#### Instruction:
Write out every line below that includes the word "JSON".

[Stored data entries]

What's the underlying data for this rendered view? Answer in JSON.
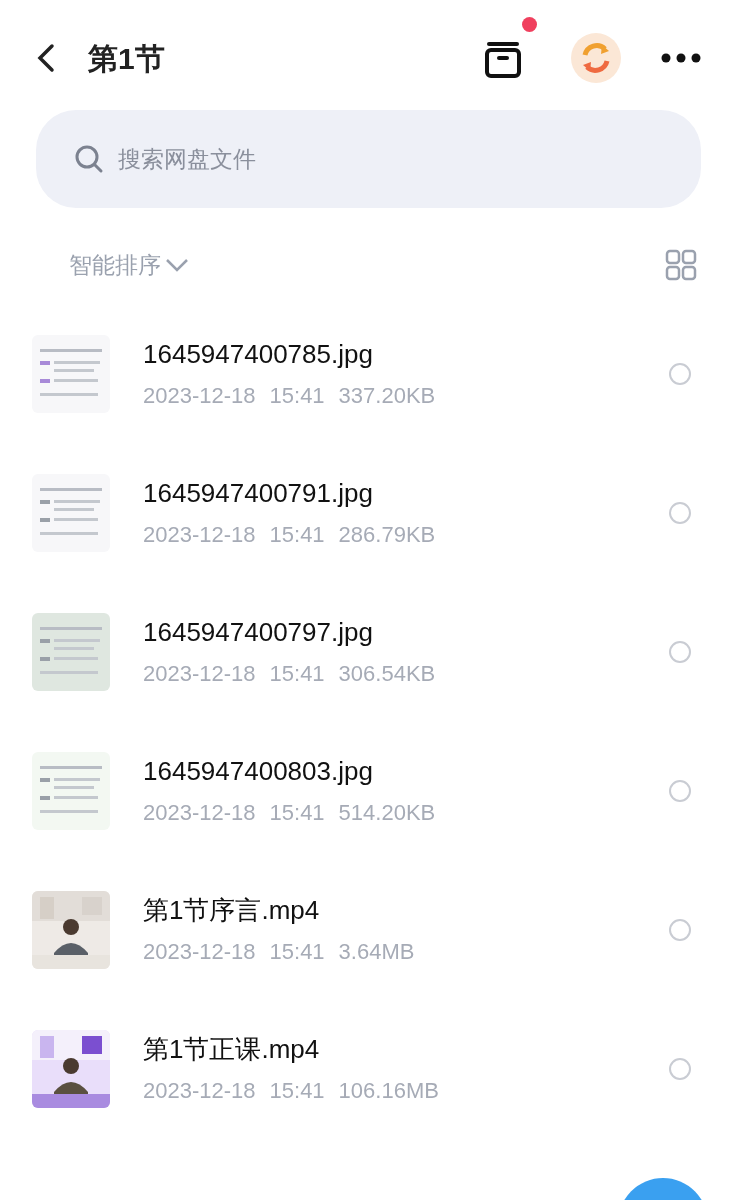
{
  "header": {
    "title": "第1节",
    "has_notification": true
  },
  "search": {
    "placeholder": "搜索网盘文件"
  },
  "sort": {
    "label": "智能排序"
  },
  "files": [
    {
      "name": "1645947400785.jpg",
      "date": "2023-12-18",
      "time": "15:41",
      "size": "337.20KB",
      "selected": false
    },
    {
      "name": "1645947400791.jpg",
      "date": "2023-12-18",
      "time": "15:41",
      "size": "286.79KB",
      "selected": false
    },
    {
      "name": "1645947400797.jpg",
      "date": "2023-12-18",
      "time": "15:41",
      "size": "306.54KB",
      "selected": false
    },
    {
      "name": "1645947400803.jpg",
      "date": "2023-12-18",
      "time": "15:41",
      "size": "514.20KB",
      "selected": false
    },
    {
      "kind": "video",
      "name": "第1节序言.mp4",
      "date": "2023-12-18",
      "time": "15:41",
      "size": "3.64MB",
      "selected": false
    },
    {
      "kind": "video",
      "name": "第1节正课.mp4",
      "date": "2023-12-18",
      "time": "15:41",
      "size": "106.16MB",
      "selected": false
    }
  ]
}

---

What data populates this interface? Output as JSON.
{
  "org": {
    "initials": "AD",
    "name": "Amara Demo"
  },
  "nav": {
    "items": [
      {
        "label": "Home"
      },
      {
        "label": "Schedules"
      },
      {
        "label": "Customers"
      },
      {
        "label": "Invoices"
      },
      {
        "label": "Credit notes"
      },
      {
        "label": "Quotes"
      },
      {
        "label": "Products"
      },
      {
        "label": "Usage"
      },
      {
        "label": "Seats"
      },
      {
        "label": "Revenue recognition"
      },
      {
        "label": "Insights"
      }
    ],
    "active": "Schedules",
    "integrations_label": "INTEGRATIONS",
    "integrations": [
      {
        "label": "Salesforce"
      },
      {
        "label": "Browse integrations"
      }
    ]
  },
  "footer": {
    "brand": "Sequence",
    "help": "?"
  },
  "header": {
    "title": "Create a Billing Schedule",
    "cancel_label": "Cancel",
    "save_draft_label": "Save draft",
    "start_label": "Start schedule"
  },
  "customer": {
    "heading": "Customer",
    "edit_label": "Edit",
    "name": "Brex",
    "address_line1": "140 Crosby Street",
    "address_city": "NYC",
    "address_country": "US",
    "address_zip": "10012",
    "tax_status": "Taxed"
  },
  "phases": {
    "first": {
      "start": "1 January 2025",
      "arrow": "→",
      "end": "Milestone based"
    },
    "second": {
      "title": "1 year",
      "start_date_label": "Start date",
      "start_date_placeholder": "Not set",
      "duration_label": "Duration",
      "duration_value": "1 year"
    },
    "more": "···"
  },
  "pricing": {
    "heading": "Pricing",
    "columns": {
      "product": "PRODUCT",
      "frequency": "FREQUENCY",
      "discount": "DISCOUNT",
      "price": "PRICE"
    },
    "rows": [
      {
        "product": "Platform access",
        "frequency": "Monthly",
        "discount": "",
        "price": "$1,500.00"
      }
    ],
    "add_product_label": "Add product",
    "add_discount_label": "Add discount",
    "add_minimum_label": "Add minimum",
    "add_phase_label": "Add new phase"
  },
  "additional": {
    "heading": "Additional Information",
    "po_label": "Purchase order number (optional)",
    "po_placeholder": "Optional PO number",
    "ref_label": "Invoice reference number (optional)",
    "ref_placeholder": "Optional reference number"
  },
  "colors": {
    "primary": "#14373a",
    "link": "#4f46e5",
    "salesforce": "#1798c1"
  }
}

#### Expected output:
What's the underlying data for this rendered view? Answer in JSON.
What data populates this interface? Output as JSON.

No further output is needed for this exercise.